===== Stored records =====
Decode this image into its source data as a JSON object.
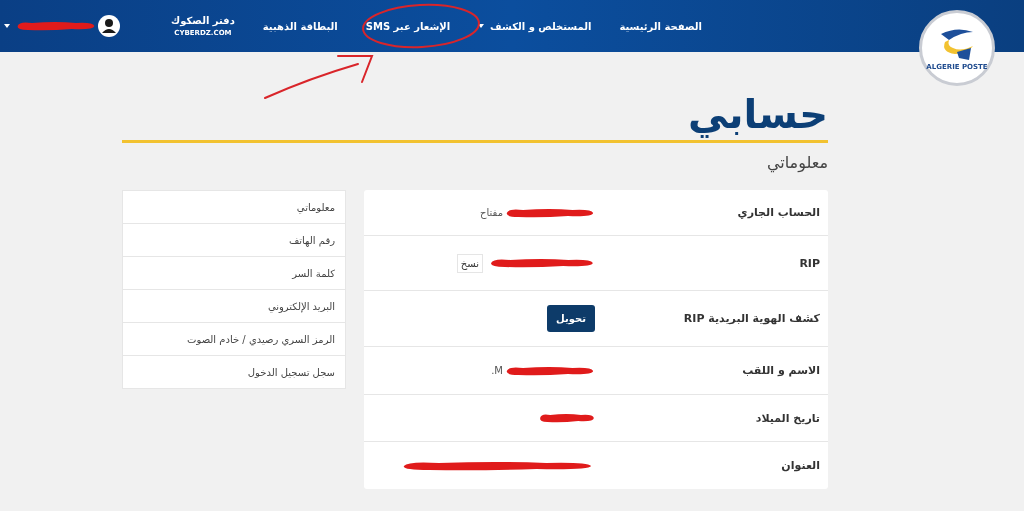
{
  "header": {
    "logo_text": "ALGERIE POSTE",
    "nav": [
      {
        "label": "الصفحة الرئيسية",
        "dropdown": false
      },
      {
        "label": "المستخلص و الكشف",
        "dropdown": true
      },
      {
        "label": "الإشعار عبر SMS",
        "dropdown": false
      },
      {
        "label": "البطاقة الذهبية",
        "dropdown": false
      },
      {
        "label": "دفتر الصكوك",
        "subtitle": "CYBERDZ.COM",
        "dropdown": false
      }
    ],
    "account": {
      "redacted": true,
      "dropdown": true
    }
  },
  "page_title": "حسابي",
  "section_title": "معلوماتي",
  "side_menu": [
    "معلوماتي",
    "رقم الهاتف",
    "كلمة السر",
    "البريد الإلكتروني",
    "الرمز السري رصيدي / خادم الصوت",
    "سجل تسجيل الدخول"
  ],
  "info_rows": [
    {
      "label": "الحساب الجاري",
      "kind": "text",
      "value": "مفتاح",
      "redacted": true
    },
    {
      "label": "RIP",
      "kind": "copy",
      "button": "نسخ",
      "redacted": true
    },
    {
      "label": "كشف الهوية البريدية RIP",
      "kind": "button",
      "button": "تحويل",
      "redacted": false
    },
    {
      "label": "الاسم و اللقب",
      "kind": "text",
      "value": "M.",
      "redacted": true
    },
    {
      "label": "تاريخ الميلاد",
      "kind": "text",
      "redacted": true
    },
    {
      "label": "العنوان",
      "kind": "text",
      "redacted": true
    }
  ]
}
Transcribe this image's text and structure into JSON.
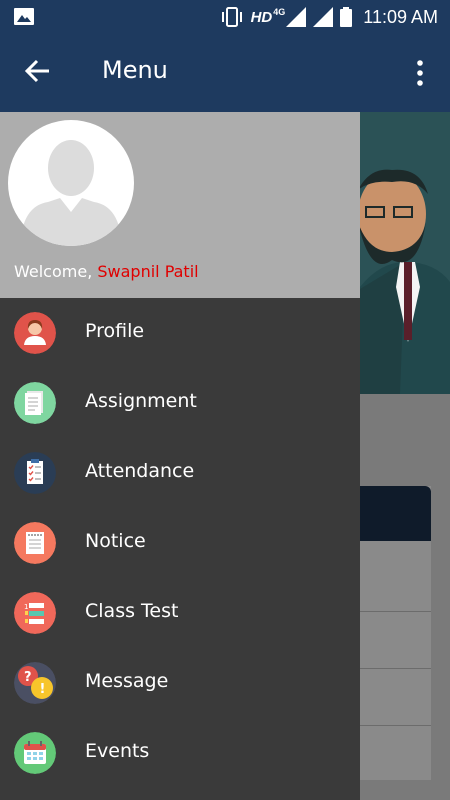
{
  "status_bar": {
    "hd": "HD",
    "network": "4G",
    "time": "11:09 AM"
  },
  "app_bar": {
    "title": "Menu",
    "back_icon": "arrow-left-icon",
    "more_icon": "more-vertical-icon"
  },
  "drawer": {
    "welcome_label": "Welcome,",
    "user_name": "Swapnil Patil",
    "items": [
      {
        "label": "Profile",
        "icon": "profile-icon",
        "color": "#e0534a"
      },
      {
        "label": "Assignment",
        "icon": "assignment-icon",
        "color": "#7fd6a0"
      },
      {
        "label": "Attendance",
        "icon": "attendance-icon",
        "color": "#2a3d55"
      },
      {
        "label": "Notice",
        "icon": "notice-icon",
        "color": "#f5795f"
      },
      {
        "label": "Class Test",
        "icon": "class-test-icon",
        "color": "#f0685a"
      },
      {
        "label": "Message",
        "icon": "message-icon",
        "color": "#4a4f63"
      },
      {
        "label": "Events",
        "icon": "events-icon",
        "color": "#63c978"
      }
    ]
  },
  "colors": {
    "app_bar": "#1e3a5f",
    "drawer_bg": "#3a3a3a",
    "header_bg": "#adadad",
    "name_accent": "#e00000"
  }
}
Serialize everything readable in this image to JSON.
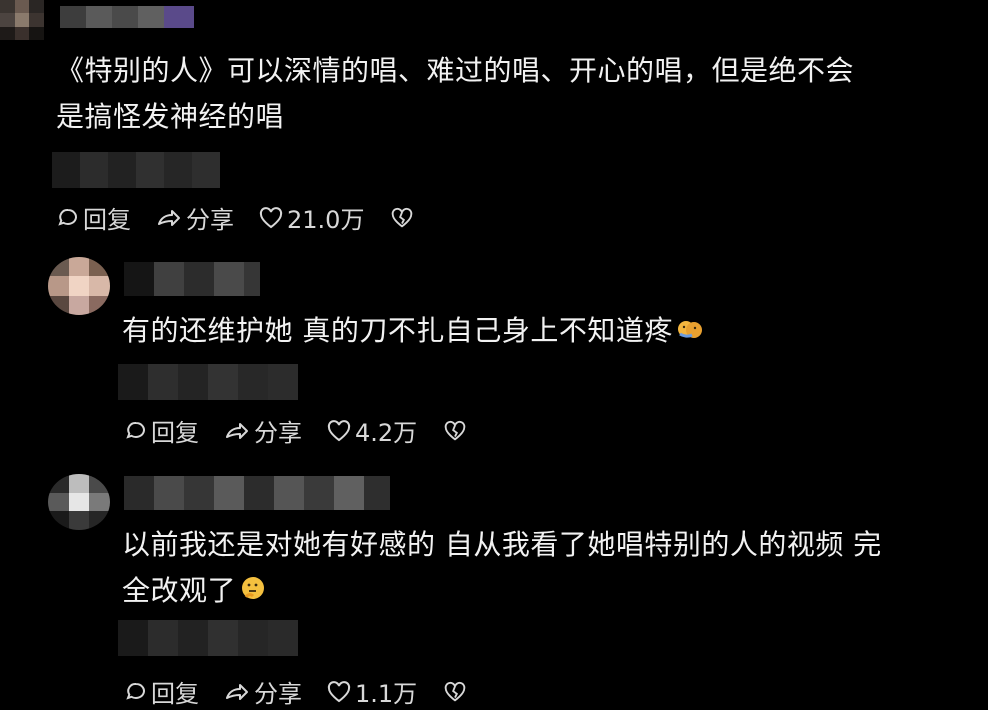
=====
### What the task requires
Extract the entries in full, exactly as they are, minus the pictures.

### Response to the exercise
Decode this image into its source data as a JSON object.
{
  "header": {
    "logo_text": "ALGERIE POSTE",
    "nav": [
      {
        "label": "الصفحة الرئيسية",
        "dropdown": false
      },
      {
        "label": "المستخلص و الكشف",
        "dropdown": true
      },
      {
        "label": "الإشعار عبر SMS",
        "dropdown": false
      },
      {
        "label": "البطاقة الذهبية",
        "dropdown": false
      },
      {
        "label": "دفتر الصكوك",
        "subtitle": "CYBERDZ.COM",
        "dropdown": false
      }
    ],
    "account": {
      "redacted": true,
      "dropdown": true
    }
  },
  "page_title": "حسابي",
  "section_title": "معلوماتي",
  "side_menu": [
    "معلوماتي",
    "رقم الهاتف",
    "كلمة السر",
    "البريد الإلكتروني",
    "الرمز السري رصيدي / خادم الصوت",
    "سجل تسجيل الدخول"
  ],
  "info_rows": [
    {
      "label": "الحساب الجاري",
      "kind": "text",
      "value": "مفتاح",
      "redacted": true
    },
    {
      "label": "RIP",
      "kind": "copy",
      "button": "نسخ",
      "redacted": true
    },
    {
      "label": "كشف الهوية البريدية RIP",
      "kind": "button",
      "button": "تحويل",
      "redacted": false
    },
    {
      "label": "الاسم و اللقب",
      "kind": "text",
      "value": "M.",
      "redacted": true
    },
    {
      "label": "تاريخ الميلاد",
      "kind": "text",
      "redacted": true
    },
    {
      "label": "العنوان",
      "kind": "text",
      "redacted": true
    }
  ]
}
Transcribe this image's text and structure into JSON.
{
  "status_bar": {
    "hd": "HD",
    "network": "4G",
    "time": "11:09 AM"
  },
  "app_bar": {
    "title": "Menu",
    "back_icon": "arrow-left-icon",
    "more_icon": "more-vertical-icon"
  },
  "drawer": {
    "welcome_label": "Welcome,",
    "user_name": "Swapnil Patil",
    "items": [
      {
        "label": "Profile",
        "icon": "profile-icon",
        "color": "#e0534a"
      },
      {
        "label": "Assignment",
        "icon": "assignment-icon",
        "color": "#7fd6a0"
      },
      {
        "label": "Attendance",
        "icon": "attendance-icon",
        "color": "#2a3d55"
      },
      {
        "label": "Notice",
        "icon": "notice-icon",
        "color": "#f5795f"
      },
      {
        "label": "Class Test",
        "icon": "class-test-icon",
        "color": "#f0685a"
      },
      {
        "label": "Message",
        "icon": "message-icon",
        "color": "#4a4f63"
      },
      {
        "label": "Events",
        "icon": "events-icon",
        "color": "#63c978"
      }
    ]
  },
  "colors": {
    "app_bar": "#1e3a5f",
    "drawer_bg": "#3a3a3a",
    "header_bg": "#adadad",
    "name_accent": "#e00000"
  }
}
Serialize everything readable in this image to JSON.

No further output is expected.